__The records__
------------------------------
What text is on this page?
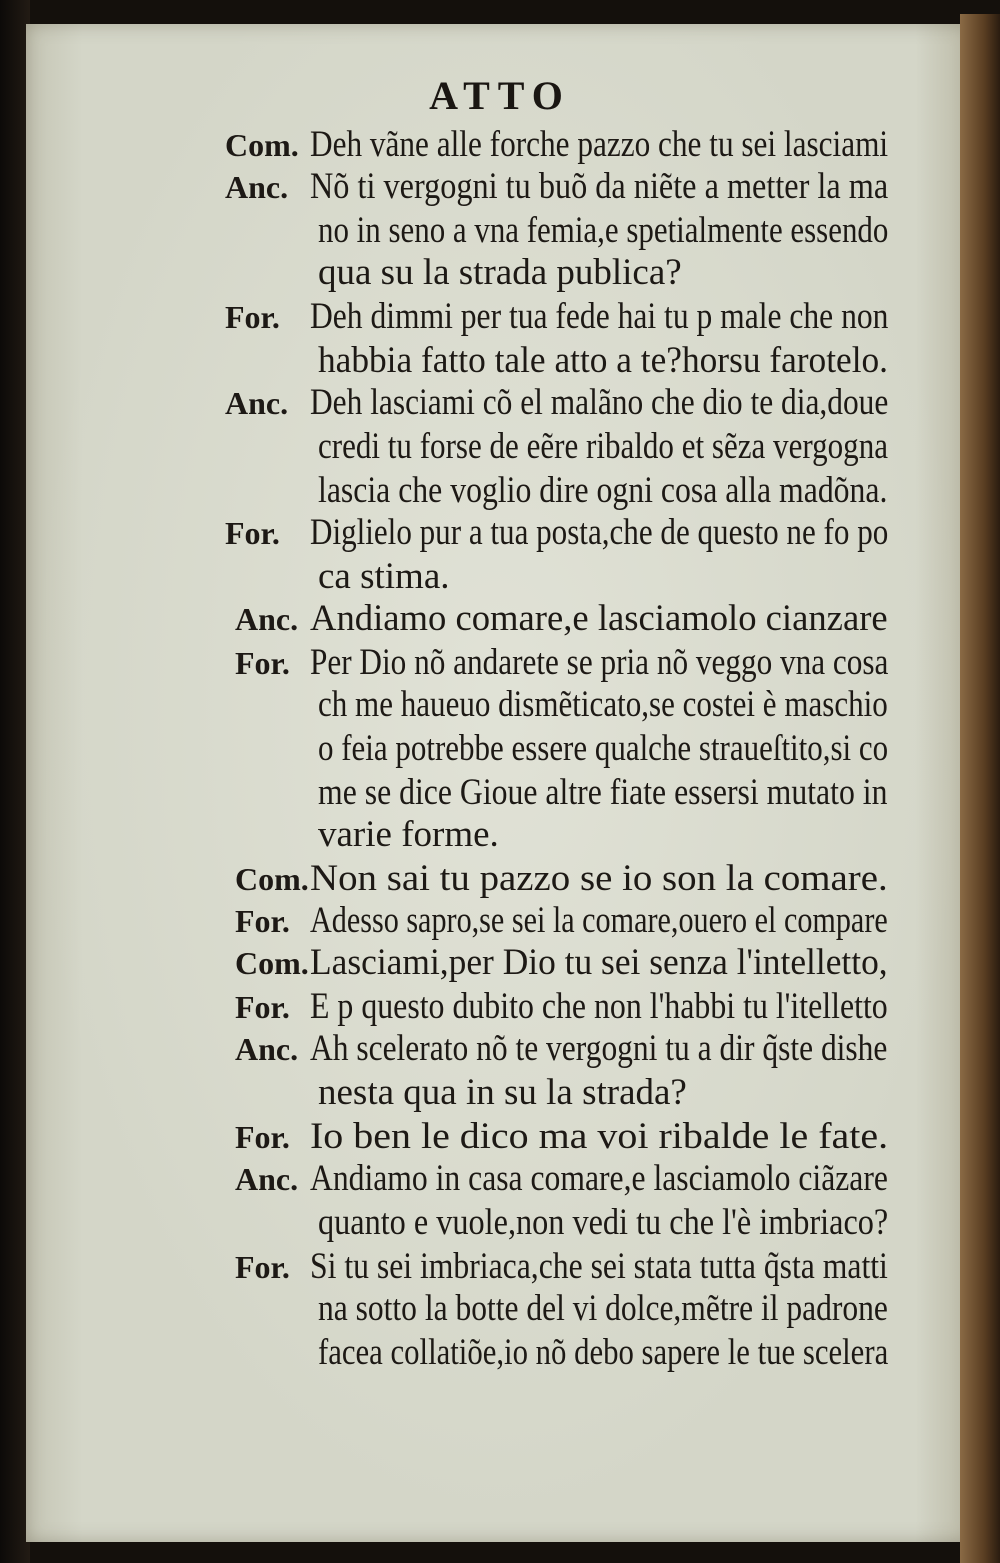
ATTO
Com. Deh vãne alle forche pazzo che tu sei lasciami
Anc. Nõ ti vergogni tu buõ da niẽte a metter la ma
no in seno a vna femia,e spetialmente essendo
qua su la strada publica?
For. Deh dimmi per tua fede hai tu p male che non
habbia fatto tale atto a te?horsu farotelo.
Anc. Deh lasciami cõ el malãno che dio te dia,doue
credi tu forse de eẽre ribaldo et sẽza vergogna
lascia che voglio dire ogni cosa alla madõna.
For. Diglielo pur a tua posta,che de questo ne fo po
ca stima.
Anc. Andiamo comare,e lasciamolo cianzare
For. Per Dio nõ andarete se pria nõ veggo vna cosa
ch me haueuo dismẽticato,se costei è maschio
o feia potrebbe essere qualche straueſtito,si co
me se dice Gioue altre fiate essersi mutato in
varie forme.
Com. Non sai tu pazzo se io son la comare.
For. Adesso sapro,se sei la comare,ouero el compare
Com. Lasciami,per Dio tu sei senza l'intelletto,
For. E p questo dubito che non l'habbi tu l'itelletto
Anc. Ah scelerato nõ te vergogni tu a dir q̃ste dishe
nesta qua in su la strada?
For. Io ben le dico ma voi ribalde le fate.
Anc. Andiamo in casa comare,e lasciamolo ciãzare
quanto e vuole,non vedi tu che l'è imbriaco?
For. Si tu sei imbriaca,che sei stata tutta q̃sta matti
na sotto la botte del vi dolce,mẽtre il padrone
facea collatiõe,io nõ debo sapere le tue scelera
------------------------------
The data should be printed again unchanged; leave its pictures out.

What text is on this page?
ATTO
Com. Deh vãne alle forche pazzo che tu sei lasciami
Anc. Nõ ti vergogni tu buõ da niẽte a metter la ma
no in seno a vna femia,e spetialmente essendo
qua su la strada publica?
For. Deh dimmi per tua fede hai tu p male che non
habbia fatto tale atto a te?horsu farotelo.
Anc. Deh lasciami cõ el malãno che dio te dia,doue
credi tu forse de eẽre ribaldo et sẽza vergogna
lascia che voglio dire ogni cosa alla madõna.
For. Diglielo pur a tua posta,che de questo ne fo po
ca stima.
Anc. Andiamo comare,e lasciamolo cianzare
For. Per Dio nõ andarete se pria nõ veggo vna cosa
ch me haueuo dismẽticato,se costei è maschio
o feia potrebbe essere qualche straueſtito,si co
me se dice Gioue altre fiate essersi mutato in
varie forme.
Com. Non sai tu pazzo se io son la comare.
For. Adesso sapro,se sei la comare,ouero el compare
Com. Lasciami,per Dio tu sei senza l'intelletto,
For. E p questo dubito che non l'habbi tu l'itelletto
Anc. Ah scelerato nõ te vergogni tu a dir q̃ste dishe
nesta qua in su la strada?
For. Io ben le dico ma voi ribalde le fate.
Anc. Andiamo in casa comare,e lasciamolo ciãzare
quanto e vuole,non vedi tu che l'è imbriaco?
For. Si tu sei imbriaca,che sei stata tutta q̃sta matti
na sotto la botte del vi dolce,mẽtre il padrone
facea collatiõe,io nõ debo sapere le tue scelera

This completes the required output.